* Directions *
Go through the listing and pick out each line with the word "JSON" in it.

— begin Source data —

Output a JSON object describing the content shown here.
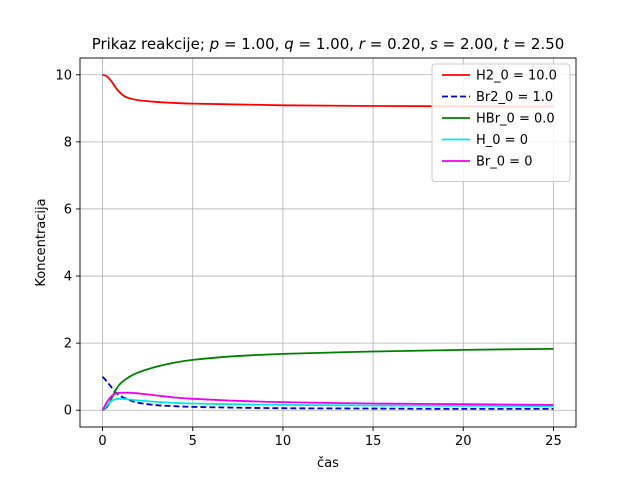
{
  "chart_data": {
    "type": "line",
    "title": "Prikaz reakcije; p = 1.00, q = 1.00, r = 0.20, s = 2.00, t = 2.50",
    "xlabel": "čas",
    "ylabel": "Koncentracija",
    "xlim": [
      -1.25,
      26.25
    ],
    "ylim": [
      -0.5,
      10.5
    ],
    "xticks": [
      0,
      5,
      10,
      15,
      20,
      25
    ],
    "yticks": [
      0,
      2,
      4,
      6,
      8,
      10
    ],
    "grid": true,
    "legend_position": "top-right",
    "series": [
      {
        "name": "H2_0 = 10.0",
        "color": "#ff0000",
        "dash": "solid",
        "x": [
          0,
          0.25,
          0.5,
          0.75,
          1,
          1.25,
          1.5,
          2,
          3,
          4,
          5,
          7,
          10,
          15,
          20,
          25
        ],
        "y": [
          10.0,
          9.95,
          9.8,
          9.6,
          9.45,
          9.35,
          9.3,
          9.24,
          9.19,
          9.16,
          9.14,
          9.12,
          9.09,
          9.07,
          9.06,
          9.05
        ]
      },
      {
        "name": " Br2_0 = 1.0",
        "color": "#0000cc",
        "dash": "dashed",
        "x": [
          0,
          0.25,
          0.5,
          0.75,
          1,
          1.5,
          2,
          3,
          4,
          5,
          7,
          10,
          15,
          20,
          25
        ],
        "y": [
          1.0,
          0.85,
          0.68,
          0.52,
          0.42,
          0.3,
          0.22,
          0.15,
          0.12,
          0.1,
          0.08,
          0.06,
          0.05,
          0.04,
          0.04
        ]
      },
      {
        "name": "HBr_0 = 0.0",
        "color": "#008000",
        "dash": "solid",
        "x": [
          0,
          0.25,
          0.5,
          0.75,
          1,
          1.5,
          2,
          3,
          4,
          5,
          7,
          10,
          15,
          20,
          25
        ],
        "y": [
          0.0,
          0.1,
          0.35,
          0.62,
          0.8,
          1.0,
          1.13,
          1.3,
          1.42,
          1.5,
          1.6,
          1.68,
          1.75,
          1.8,
          1.83
        ]
      },
      {
        "name": "H_0 = 0",
        "color": "#00e5ee",
        "dash": "solid",
        "x": [
          0,
          0.25,
          0.5,
          0.75,
          1,
          1.5,
          2,
          3,
          4,
          5,
          7,
          10,
          15,
          20,
          25
        ],
        "y": [
          0.0,
          0.15,
          0.28,
          0.33,
          0.34,
          0.32,
          0.29,
          0.25,
          0.22,
          0.2,
          0.18,
          0.16,
          0.14,
          0.13,
          0.12
        ]
      },
      {
        "name": "Br_0 = 0",
        "color": "#ee00ee",
        "dash": "solid",
        "x": [
          0,
          0.25,
          0.5,
          0.75,
          1,
          1.5,
          2,
          3,
          4,
          5,
          7,
          10,
          15,
          20,
          25
        ],
        "y": [
          0.0,
          0.25,
          0.42,
          0.5,
          0.52,
          0.52,
          0.5,
          0.44,
          0.38,
          0.34,
          0.29,
          0.24,
          0.2,
          0.18,
          0.16
        ]
      }
    ]
  }
}
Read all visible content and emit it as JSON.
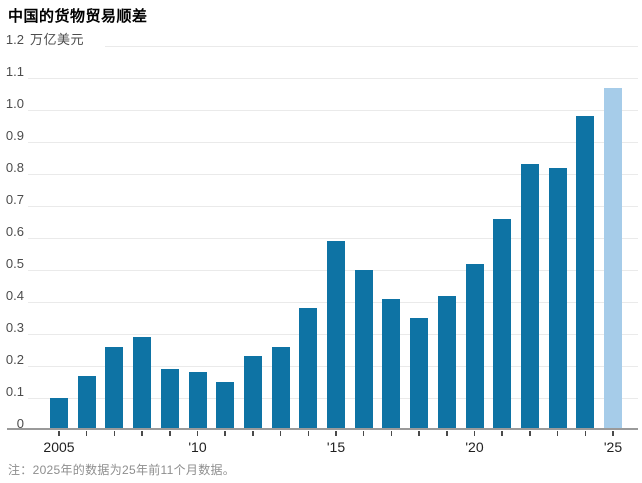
{
  "title": "中国的货物贸易顺差",
  "note": "注：2025年的数据为25年前11个月数据。",
  "chart_data": {
    "type": "bar",
    "title": "中国的货物贸易顺差",
    "ylabel": "万亿美元",
    "xlabel": "",
    "ylim": [
      0,
      1.2
    ],
    "ytick_step": 0.1,
    "zero_label": "0",
    "grid": true,
    "legend": false,
    "categories": [
      2005,
      2006,
      2007,
      2008,
      2009,
      2010,
      2011,
      2012,
      2013,
      2014,
      2015,
      2016,
      2017,
      2018,
      2019,
      2020,
      2021,
      2022,
      2023,
      2024,
      2025
    ],
    "values": [
      0.1,
      0.17,
      0.26,
      0.29,
      0.19,
      0.18,
      0.15,
      0.23,
      0.26,
      0.38,
      0.59,
      0.5,
      0.41,
      0.35,
      0.42,
      0.52,
      0.66,
      0.83,
      0.82,
      0.98,
      1.07
    ],
    "highlight_year": 2025,
    "xtick_labels": [
      {
        "year": 2005,
        "label": "2005"
      },
      {
        "year": 2010,
        "label": "'10"
      },
      {
        "year": 2015,
        "label": "'15"
      },
      {
        "year": 2020,
        "label": "'20"
      },
      {
        "year": 2025,
        "label": "'25"
      }
    ],
    "colors": {
      "bar": "#0e73a4",
      "bar_highlight": "#a6cce9",
      "gridline": "#eaeaea",
      "axis": "#9a9a9a"
    }
  }
}
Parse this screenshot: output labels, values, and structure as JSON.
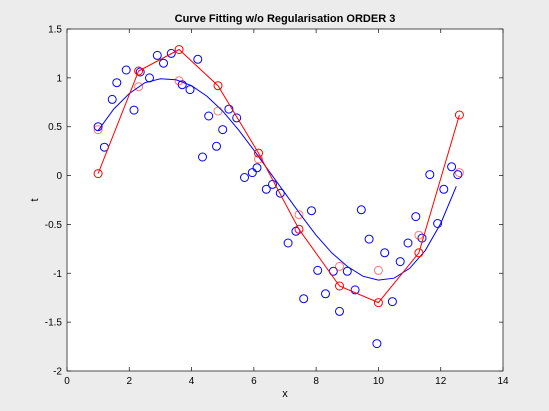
{
  "chart_data": {
    "type": "scatter",
    "title": "Curve Fitting w/o Regularisation ORDER 3",
    "xlabel": "x",
    "ylabel": "t",
    "xlim": [
      0,
      14
    ],
    "ylim": [
      -2,
      1.5
    ],
    "xticks": [
      "0",
      "2",
      "4",
      "6",
      "8",
      "10",
      "12",
      "14"
    ],
    "yticks": [
      "-2",
      "-1.5",
      "-1",
      "-0.5",
      "0",
      "0.5",
      "1",
      "1.5"
    ],
    "grid": false,
    "legend": "none",
    "colors": {
      "observed": "#0000ff",
      "fit": "#0000ff",
      "predicted": "#ff0000"
    },
    "series": [
      {
        "role": "observed",
        "marker": "circle",
        "line": false,
        "x": [
          1.0,
          1.2,
          1.45,
          1.6,
          1.9,
          2.15,
          2.35,
          2.65,
          2.9,
          3.1,
          3.35,
          3.7,
          3.95,
          4.2,
          4.35,
          4.55,
          4.8,
          5.0,
          5.2,
          5.45,
          5.7,
          5.95,
          6.1,
          6.4,
          6.6,
          6.85,
          7.1,
          7.35,
          7.6,
          7.85,
          8.05,
          8.3,
          8.55,
          8.75,
          9.0,
          9.25,
          9.45,
          9.7,
          9.95,
          10.2,
          10.45,
          10.7,
          10.95,
          11.2,
          11.4,
          11.65,
          11.9,
          12.1,
          12.35,
          12.55
        ],
        "y": [
          0.5,
          0.29,
          0.78,
          0.95,
          1.08,
          0.67,
          1.06,
          1.0,
          1.23,
          1.15,
          1.25,
          0.93,
          0.88,
          1.19,
          0.19,
          0.61,
          0.3,
          0.47,
          0.68,
          0.59,
          -0.02,
          0.03,
          0.08,
          -0.14,
          -0.09,
          -0.18,
          -0.69,
          -0.57,
          -1.26,
          -0.36,
          -0.97,
          -1.21,
          -0.98,
          -1.39,
          -0.98,
          -1.17,
          -0.35,
          -0.65,
          -1.72,
          -0.79,
          -1.29,
          -0.88,
          -0.69,
          -0.42,
          -0.64,
          0.01,
          -0.49,
          -0.14,
          0.09,
          0.01
        ]
      },
      {
        "role": "fit",
        "marker": "none",
        "line": true,
        "x": [
          1.0,
          1.5,
          2.0,
          2.5,
          3.0,
          3.5,
          4.0,
          4.5,
          5.0,
          5.5,
          6.0,
          6.5,
          7.0,
          7.5,
          8.0,
          8.5,
          9.0,
          9.5,
          10.0,
          10.5,
          11.0,
          11.5,
          12.0,
          12.5
        ],
        "y": [
          0.46,
          0.68,
          0.84,
          0.95,
          0.99,
          0.98,
          0.92,
          0.81,
          0.66,
          0.47,
          0.26,
          0.04,
          -0.18,
          -0.4,
          -0.61,
          -0.79,
          -0.93,
          -1.03,
          -1.07,
          -1.05,
          -0.95,
          -0.77,
          -0.49,
          -0.11
        ]
      },
      {
        "role": "predicted",
        "marker": "circle",
        "line": true,
        "x": [
          1.0,
          2.3,
          3.6,
          4.85,
          6.15,
          7.45,
          8.75,
          10.0,
          11.3,
          12.6
        ],
        "y": [
          0.02,
          1.07,
          1.29,
          0.92,
          0.23,
          -0.55,
          -1.13,
          -1.3,
          -0.79,
          0.62
        ]
      },
      {
        "role": "predicted-alt",
        "marker": "circle",
        "line": false,
        "x": [
          1.0,
          2.3,
          3.6,
          4.85,
          6.15,
          7.45,
          8.75,
          10.0,
          11.3,
          12.6
        ],
        "y": [
          0.47,
          0.91,
          0.97,
          0.66,
          0.17,
          -0.4,
          -0.93,
          -0.97,
          -0.61,
          0.03
        ]
      }
    ]
  }
}
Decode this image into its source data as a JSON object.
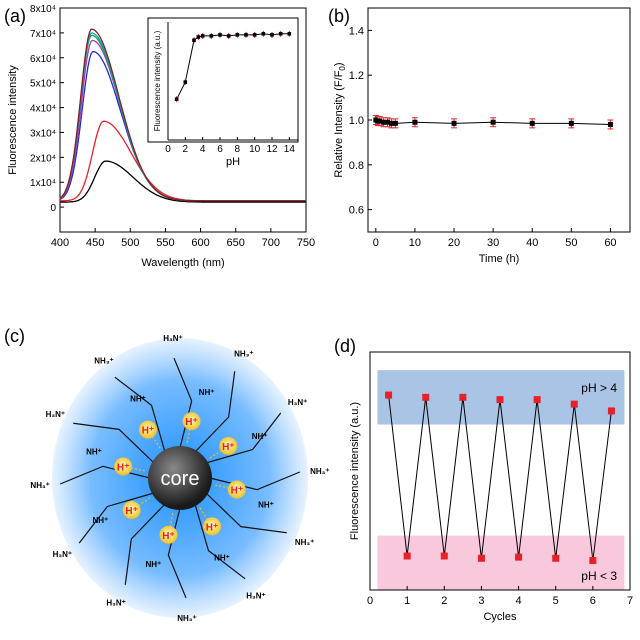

— end Source data —

* Result for this task *
Output a JSON object describing the content shown here.
Read all visible content and emit it as JSON.
Parse this screenshot: output labels, values, and structure as JSON.
Decode this image into its source data as a JSON object.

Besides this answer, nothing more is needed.